**Exercise goal:** Extract exactly and only the lines of the data below, starting at the line with "Output the text content of this document." and stopping after the final line.

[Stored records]
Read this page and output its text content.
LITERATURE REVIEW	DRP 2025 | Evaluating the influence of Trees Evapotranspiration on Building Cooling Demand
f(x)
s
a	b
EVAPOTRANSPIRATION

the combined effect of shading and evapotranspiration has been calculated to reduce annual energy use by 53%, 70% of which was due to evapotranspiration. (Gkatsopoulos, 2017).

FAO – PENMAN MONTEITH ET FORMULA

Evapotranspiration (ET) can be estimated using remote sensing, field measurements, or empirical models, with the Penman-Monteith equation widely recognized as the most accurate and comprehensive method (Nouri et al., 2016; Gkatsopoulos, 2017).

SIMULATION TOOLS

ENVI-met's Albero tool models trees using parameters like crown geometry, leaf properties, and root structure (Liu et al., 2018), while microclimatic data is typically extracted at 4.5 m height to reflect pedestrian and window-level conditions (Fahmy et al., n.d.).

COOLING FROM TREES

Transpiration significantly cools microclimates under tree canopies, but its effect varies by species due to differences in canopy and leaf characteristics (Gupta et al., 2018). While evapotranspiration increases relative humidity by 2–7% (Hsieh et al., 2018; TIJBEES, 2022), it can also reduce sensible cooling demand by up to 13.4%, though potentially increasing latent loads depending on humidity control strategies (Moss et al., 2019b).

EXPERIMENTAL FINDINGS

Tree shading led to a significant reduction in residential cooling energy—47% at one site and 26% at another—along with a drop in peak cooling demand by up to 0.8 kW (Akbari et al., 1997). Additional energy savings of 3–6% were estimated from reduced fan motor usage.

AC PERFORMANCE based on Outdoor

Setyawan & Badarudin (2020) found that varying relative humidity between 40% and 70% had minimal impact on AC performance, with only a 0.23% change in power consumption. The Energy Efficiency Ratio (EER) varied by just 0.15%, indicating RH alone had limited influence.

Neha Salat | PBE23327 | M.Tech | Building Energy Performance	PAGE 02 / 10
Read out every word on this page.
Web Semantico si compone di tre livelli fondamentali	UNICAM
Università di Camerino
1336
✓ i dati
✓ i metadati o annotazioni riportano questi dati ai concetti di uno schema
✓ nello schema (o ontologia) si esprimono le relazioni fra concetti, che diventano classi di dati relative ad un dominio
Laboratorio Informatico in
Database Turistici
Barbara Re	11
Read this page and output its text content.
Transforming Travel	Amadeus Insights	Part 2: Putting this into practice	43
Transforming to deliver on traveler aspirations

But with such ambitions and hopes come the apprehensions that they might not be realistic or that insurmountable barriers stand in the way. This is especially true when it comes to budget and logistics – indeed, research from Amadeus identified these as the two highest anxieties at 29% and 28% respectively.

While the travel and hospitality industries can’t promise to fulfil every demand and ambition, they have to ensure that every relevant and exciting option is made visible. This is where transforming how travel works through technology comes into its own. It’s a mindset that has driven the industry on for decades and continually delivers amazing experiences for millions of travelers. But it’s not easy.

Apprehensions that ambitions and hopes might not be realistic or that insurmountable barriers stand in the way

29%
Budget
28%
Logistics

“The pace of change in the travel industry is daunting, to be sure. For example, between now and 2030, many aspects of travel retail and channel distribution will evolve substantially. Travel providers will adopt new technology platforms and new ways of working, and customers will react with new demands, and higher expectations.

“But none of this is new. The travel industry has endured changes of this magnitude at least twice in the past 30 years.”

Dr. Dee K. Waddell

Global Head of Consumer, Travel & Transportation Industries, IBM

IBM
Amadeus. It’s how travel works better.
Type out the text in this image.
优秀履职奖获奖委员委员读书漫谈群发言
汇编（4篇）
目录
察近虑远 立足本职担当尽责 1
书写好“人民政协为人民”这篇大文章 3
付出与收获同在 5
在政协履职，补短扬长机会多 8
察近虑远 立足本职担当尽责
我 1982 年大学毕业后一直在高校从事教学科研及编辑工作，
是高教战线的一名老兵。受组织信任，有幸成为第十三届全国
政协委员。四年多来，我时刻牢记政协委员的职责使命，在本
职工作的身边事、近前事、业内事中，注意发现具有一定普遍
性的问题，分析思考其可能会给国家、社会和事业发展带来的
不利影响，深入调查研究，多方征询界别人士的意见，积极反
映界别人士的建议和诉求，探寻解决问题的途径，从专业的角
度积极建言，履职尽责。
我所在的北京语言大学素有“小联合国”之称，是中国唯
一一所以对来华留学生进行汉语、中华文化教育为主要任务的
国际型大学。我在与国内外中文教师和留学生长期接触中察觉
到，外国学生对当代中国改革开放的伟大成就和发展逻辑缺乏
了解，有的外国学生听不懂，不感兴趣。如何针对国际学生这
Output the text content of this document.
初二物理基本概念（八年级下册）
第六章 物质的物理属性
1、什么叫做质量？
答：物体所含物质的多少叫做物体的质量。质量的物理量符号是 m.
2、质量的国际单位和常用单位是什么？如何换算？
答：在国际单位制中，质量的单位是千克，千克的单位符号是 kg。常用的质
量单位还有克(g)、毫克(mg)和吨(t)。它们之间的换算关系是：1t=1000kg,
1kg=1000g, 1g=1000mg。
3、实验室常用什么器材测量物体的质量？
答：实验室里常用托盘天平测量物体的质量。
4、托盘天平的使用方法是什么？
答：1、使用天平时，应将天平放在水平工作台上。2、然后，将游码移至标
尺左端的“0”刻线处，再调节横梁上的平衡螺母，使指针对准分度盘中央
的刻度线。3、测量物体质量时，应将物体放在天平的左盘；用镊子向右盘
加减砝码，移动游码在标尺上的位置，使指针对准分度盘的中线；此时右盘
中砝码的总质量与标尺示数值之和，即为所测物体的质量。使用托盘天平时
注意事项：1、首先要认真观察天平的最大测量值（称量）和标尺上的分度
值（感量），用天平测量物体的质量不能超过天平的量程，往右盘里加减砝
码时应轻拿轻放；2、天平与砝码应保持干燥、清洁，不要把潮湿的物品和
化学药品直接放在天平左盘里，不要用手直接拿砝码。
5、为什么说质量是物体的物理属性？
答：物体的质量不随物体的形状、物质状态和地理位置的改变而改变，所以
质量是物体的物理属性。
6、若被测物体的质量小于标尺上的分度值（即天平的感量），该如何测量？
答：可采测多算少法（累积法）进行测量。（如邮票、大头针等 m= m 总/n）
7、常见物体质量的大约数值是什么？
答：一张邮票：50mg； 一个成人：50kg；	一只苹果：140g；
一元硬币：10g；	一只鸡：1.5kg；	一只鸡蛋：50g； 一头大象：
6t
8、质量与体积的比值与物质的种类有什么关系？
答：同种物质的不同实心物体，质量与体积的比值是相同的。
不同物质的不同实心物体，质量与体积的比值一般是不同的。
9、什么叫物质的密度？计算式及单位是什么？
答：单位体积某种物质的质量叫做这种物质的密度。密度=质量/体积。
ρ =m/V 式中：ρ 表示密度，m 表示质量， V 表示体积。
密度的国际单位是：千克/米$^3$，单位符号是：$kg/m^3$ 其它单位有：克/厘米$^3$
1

**Exercise output:**
Output the text content of this document.
初二物理基本概念（八年级下册）
第六章 物质的物理属性
1、什么叫做质量？
答：物体所含物质的多少叫做物体的质量。质量的物理量符号是 m.
2、质量的国际单位和常用单位是什么？如何换算？
答：在国际单位制中，质量的单位是千克，千克的单位符号是 kg。常用的质
量单位还有克(g)、毫克(mg)和吨(t)。它们之间的换算关系是：1t=1000kg,
1kg=1000g, 1g=1000mg。
3、实验室常用什么器材测量物体的质量？
答：实验室里常用托盘天平测量物体的质量。
4、托盘天平的使用方法是什么？
答：1、使用天平时，应将天平放在水平工作台上。2、然后，将游码移至标
尺左端的“0”刻线处，再调节横梁上的平衡螺母，使指针对准分度盘中央
的刻度线。3、测量物体质量时，应将物体放在天平的左盘；用镊子向右盘
加减砝码，移动游码在标尺上的位置，使指针对准分度盘的中线；此时右盘
中砝码的总质量与标尺示数值之和，即为所测物体的质量。使用托盘天平时
注意事项：1、首先要认真观察天平的最大测量值（称量）和标尺上的分度
值（感量），用天平测量物体的质量不能超过天平的量程，往右盘里加减砝
码时应轻拿轻放；2、天平与砝码应保持干燥、清洁，不要把潮湿的物品和
化学药品直接放在天平左盘里，不要用手直接拿砝码。
5、为什么说质量是物体的物理属性？
答：物体的质量不随物体的形状、物质状态和地理位置的改变而改变，所以
质量是物体的物理属性。
6、若被测物体的质量小于标尺上的分度值（即天平的感量），该如何测量？
答：可采测多算少法（累积法）进行测量。（如邮票、大头针等 m= m 总/n）
7、常见物体质量的大约数值是什么？
答：一张邮票：50mg； 一个成人：50kg；	一只苹果：140g；
一元硬币：10g；	一只鸡：1.5kg；	一只鸡蛋：50g； 一头大象：
6t
8、质量与体积的比值与物质的种类有什么关系？
答：同种物质的不同实心物体，质量与体积的比值是相同的。
不同物质的不同实心物体，质量与体积的比值一般是不同的。
9、什么叫物质的密度？计算式及单位是什么？
答：单位体积某种物质的质量叫做这种物质的密度。密度=质量/体积。
ρ =m/V 式中：ρ 表示密度，m 表示质量， V 表示体积。
密度的国际单位是：千克/米$^3$，单位符号是：$kg/m^3$ 其它单位有：克/厘米$^3$
1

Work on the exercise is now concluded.